• **Required work**
Reproduce exactly the lines from the line containing "Give me the" through the end of the records below, including both ends, and nothing else.

[Figure collection entries]
— BEGIN —

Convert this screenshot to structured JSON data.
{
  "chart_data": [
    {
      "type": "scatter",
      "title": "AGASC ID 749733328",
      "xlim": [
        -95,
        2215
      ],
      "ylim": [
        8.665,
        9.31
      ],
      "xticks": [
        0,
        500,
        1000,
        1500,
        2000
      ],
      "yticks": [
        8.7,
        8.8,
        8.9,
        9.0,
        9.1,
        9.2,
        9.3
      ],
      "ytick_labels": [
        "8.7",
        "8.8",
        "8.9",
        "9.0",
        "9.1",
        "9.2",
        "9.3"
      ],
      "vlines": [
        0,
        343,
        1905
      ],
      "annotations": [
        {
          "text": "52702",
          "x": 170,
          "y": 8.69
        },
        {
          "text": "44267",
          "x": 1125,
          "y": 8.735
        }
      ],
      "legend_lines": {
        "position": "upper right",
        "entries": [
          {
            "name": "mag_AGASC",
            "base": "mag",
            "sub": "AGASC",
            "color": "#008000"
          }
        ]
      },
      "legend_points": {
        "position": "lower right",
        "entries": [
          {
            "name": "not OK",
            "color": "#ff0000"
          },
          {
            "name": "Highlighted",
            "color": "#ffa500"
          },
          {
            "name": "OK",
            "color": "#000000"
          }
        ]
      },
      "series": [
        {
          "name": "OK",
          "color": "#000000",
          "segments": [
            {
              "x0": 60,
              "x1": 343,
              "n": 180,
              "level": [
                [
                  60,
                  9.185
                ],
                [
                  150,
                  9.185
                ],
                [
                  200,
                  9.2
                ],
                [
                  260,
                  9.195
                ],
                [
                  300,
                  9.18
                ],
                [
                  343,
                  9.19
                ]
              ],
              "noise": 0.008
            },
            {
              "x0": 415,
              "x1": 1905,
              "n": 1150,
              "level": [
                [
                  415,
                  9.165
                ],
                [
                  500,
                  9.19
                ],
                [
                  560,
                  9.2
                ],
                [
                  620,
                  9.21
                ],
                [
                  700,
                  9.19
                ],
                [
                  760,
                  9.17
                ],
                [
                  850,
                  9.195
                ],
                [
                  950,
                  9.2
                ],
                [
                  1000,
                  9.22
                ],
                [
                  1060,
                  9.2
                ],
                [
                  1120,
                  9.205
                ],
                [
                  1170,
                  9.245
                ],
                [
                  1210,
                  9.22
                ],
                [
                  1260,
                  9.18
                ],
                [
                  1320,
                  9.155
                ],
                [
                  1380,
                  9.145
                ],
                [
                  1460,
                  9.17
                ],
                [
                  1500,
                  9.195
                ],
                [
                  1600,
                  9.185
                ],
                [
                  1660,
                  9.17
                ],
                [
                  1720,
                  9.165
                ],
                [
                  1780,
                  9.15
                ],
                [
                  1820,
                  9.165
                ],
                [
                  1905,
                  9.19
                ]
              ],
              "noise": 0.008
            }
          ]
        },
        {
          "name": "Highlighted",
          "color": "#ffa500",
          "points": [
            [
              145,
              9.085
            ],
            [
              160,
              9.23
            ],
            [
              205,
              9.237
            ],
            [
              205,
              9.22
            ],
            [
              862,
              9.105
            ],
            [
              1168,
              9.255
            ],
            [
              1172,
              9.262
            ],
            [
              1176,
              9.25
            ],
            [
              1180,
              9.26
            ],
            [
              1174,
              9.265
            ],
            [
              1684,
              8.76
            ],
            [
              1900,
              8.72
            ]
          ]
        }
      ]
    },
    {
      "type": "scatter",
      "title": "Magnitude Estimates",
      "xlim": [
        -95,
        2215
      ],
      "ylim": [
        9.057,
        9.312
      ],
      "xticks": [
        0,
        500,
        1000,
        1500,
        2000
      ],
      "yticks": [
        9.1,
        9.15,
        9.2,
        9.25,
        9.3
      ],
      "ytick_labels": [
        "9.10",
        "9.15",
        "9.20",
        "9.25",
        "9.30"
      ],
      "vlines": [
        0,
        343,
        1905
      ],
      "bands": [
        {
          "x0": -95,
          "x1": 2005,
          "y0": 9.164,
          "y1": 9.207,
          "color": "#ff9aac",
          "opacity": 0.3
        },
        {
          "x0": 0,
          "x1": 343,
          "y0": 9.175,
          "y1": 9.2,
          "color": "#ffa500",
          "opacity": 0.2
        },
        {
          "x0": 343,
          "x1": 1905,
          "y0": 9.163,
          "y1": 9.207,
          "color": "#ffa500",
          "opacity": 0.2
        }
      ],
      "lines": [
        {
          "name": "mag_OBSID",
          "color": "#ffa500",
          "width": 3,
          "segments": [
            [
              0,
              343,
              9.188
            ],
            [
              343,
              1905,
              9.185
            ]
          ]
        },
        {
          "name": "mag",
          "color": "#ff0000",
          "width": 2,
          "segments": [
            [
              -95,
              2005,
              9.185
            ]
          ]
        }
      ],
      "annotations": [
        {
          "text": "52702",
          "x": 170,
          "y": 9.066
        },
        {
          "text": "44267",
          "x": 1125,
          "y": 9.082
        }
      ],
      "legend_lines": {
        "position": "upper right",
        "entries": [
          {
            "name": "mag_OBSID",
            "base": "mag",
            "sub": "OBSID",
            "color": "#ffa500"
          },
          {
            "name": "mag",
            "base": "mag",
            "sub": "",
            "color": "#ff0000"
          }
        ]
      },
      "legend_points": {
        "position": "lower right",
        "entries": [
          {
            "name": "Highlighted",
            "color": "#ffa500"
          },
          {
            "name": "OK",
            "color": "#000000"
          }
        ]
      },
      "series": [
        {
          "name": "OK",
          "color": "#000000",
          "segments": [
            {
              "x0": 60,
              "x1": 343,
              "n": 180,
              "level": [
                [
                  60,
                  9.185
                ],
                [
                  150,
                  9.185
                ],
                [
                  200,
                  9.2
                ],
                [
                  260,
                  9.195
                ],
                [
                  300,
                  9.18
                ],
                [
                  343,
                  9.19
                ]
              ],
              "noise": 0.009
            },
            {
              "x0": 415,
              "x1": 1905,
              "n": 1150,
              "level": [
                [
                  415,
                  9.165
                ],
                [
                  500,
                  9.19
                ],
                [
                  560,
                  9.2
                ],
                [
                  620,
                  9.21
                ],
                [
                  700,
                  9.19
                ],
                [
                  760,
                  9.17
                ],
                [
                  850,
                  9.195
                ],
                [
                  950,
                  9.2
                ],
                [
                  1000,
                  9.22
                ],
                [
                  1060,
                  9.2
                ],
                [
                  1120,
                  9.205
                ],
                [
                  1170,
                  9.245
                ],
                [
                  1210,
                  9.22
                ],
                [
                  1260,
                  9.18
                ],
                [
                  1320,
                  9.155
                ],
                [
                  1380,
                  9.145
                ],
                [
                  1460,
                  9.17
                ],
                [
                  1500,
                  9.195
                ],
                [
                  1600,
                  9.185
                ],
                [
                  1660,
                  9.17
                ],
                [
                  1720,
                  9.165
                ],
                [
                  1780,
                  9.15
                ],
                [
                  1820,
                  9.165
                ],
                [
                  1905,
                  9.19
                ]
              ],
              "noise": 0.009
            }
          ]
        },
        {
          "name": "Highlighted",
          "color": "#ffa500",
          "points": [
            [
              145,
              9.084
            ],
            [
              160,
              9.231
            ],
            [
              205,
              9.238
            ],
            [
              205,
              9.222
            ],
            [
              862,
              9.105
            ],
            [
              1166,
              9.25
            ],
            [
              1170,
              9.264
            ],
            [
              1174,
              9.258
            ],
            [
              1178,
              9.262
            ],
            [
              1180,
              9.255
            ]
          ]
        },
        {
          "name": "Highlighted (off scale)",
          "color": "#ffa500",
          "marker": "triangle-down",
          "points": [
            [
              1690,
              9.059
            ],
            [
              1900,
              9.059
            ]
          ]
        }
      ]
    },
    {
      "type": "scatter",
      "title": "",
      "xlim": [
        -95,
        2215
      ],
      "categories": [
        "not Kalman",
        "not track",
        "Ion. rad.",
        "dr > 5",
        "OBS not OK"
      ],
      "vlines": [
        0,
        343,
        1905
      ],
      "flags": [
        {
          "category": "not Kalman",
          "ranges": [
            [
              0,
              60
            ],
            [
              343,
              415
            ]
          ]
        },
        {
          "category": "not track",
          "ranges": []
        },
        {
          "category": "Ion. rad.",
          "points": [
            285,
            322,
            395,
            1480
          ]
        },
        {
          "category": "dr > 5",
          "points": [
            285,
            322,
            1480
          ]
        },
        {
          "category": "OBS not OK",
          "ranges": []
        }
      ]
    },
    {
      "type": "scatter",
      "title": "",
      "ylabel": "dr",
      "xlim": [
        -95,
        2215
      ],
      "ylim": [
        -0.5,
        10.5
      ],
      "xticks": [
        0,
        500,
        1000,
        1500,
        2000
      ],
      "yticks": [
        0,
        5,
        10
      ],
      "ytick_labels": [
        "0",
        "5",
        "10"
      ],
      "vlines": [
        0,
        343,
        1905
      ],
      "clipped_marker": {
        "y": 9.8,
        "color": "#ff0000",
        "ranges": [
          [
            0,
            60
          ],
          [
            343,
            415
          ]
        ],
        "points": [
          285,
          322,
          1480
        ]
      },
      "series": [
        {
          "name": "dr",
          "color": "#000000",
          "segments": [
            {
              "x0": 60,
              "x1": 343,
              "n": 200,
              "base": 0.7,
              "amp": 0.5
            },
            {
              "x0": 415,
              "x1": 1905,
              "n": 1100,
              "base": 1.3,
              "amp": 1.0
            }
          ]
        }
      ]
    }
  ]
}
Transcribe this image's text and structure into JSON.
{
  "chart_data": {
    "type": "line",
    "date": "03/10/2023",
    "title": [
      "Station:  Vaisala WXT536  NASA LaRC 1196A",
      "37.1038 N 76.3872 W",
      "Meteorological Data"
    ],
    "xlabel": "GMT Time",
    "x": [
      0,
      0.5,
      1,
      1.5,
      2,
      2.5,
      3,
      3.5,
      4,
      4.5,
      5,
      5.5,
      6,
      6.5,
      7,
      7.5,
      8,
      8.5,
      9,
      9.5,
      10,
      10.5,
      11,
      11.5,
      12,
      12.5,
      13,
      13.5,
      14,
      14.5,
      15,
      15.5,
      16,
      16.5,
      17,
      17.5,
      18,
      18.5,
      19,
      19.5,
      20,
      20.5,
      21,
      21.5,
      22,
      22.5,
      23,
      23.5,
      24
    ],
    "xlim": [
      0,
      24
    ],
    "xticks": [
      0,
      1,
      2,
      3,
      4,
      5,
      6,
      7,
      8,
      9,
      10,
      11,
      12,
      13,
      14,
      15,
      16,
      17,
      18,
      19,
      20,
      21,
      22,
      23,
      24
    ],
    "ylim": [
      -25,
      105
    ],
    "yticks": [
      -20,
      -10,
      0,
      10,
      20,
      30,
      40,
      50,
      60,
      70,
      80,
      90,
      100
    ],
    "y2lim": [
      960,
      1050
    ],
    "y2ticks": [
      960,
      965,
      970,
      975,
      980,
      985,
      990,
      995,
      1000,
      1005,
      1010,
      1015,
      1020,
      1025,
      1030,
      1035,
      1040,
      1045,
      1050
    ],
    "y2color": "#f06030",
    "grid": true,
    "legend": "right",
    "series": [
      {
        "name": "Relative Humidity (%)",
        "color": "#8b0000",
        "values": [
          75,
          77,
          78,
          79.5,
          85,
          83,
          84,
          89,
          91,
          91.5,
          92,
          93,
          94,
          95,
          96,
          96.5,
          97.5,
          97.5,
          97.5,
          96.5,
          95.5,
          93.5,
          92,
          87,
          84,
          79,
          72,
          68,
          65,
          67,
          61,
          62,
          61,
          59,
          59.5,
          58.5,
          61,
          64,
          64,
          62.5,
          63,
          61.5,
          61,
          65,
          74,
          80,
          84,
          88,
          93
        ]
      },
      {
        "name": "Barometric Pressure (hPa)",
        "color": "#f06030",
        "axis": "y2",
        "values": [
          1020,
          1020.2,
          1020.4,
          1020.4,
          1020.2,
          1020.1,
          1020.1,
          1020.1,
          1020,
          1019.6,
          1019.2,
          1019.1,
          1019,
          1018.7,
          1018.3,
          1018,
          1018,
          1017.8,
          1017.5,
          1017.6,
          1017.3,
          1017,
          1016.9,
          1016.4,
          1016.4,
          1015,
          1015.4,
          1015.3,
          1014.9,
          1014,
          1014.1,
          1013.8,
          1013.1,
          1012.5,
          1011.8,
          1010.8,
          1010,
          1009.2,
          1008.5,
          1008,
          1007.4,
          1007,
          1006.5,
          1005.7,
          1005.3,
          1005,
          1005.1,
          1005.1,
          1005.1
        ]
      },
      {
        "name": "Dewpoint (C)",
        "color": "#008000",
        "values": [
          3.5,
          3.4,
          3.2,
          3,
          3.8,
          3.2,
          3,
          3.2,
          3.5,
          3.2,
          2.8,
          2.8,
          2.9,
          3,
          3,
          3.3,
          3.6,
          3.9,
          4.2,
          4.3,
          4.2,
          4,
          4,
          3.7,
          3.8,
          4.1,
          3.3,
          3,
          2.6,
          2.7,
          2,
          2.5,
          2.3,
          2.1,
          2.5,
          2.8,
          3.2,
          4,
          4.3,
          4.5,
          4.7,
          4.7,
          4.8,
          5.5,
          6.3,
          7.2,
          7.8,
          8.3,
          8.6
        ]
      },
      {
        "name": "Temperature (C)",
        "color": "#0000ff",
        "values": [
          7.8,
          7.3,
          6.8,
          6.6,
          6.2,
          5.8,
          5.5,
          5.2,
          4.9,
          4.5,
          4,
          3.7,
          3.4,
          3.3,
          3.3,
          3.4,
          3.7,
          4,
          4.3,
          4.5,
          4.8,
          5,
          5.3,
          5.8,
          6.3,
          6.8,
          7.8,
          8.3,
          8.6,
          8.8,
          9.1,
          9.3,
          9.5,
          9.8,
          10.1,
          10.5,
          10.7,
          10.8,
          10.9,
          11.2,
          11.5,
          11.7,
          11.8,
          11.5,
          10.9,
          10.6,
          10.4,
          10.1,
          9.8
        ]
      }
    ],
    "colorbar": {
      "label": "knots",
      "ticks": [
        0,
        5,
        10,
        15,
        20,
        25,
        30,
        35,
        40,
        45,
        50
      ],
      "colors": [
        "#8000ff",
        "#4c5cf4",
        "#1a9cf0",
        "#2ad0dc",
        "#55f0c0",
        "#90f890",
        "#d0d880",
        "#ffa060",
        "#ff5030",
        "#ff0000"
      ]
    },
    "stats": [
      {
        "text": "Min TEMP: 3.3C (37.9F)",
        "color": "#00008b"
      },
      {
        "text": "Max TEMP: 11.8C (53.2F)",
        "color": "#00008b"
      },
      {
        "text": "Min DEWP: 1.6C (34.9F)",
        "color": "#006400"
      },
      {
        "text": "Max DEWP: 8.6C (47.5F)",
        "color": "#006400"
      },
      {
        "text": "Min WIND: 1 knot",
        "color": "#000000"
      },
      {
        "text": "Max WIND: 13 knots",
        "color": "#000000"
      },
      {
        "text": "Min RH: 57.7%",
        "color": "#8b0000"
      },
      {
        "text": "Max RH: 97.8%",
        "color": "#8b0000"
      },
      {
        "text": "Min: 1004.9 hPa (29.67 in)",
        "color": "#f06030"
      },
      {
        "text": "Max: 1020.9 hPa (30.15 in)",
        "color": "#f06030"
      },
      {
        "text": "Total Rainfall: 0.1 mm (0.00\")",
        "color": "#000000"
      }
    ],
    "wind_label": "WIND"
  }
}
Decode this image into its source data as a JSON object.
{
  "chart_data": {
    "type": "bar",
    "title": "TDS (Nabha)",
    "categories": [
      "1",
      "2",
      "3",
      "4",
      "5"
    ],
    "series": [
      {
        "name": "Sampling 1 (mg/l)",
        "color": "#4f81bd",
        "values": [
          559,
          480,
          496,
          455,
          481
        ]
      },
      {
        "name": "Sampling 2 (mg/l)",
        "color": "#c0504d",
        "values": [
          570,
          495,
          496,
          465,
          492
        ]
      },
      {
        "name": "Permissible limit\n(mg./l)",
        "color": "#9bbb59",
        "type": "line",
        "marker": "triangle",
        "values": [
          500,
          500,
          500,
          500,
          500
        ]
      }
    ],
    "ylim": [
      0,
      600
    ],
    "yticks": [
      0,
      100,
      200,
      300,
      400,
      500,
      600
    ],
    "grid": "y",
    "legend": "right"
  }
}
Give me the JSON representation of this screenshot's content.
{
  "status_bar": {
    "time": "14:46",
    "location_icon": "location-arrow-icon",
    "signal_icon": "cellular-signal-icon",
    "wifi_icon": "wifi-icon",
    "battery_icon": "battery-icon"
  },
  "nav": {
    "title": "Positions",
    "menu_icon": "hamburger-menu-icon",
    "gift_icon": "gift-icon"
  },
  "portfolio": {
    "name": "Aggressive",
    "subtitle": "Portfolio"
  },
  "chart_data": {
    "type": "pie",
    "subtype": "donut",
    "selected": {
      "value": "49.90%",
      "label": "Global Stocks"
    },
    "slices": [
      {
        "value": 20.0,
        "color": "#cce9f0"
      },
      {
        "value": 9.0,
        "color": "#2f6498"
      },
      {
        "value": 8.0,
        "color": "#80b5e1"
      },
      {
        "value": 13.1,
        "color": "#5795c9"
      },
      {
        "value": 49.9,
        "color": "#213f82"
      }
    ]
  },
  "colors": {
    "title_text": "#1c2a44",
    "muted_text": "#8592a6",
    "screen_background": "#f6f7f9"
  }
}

— END —

• **Full response**
Give me the JSON representation of this screenshot's content.
{
  "status_bar": {
    "time": "14:46",
    "location_icon": "location-arrow-icon",
    "signal_icon": "cellular-signal-icon",
    "wifi_icon": "wifi-icon",
    "battery_icon": "battery-icon"
  },
  "nav": {
    "title": "Positions",
    "menu_icon": "hamburger-menu-icon",
    "gift_icon": "gift-icon"
  },
  "portfolio": {
    "name": "Aggressive",
    "subtitle": "Portfolio"
  },
  "chart_data": {
    "type": "pie",
    "subtype": "donut",
    "selected": {
      "value": "49.90%",
      "label": "Global Stocks"
    },
    "slices": [
      {
        "value": 20.0,
        "color": "#cce9f0"
      },
      {
        "value": 9.0,
        "color": "#2f6498"
      },
      {
        "value": 8.0,
        "color": "#80b5e1"
      },
      {
        "value": 13.1,
        "color": "#5795c9"
      },
      {
        "value": 49.9,
        "color": "#213f82"
      }
    ]
  },
  "colors": {
    "title_text": "#1c2a44",
    "muted_text": "#8592a6",
    "screen_background": "#f6f7f9"
  }
}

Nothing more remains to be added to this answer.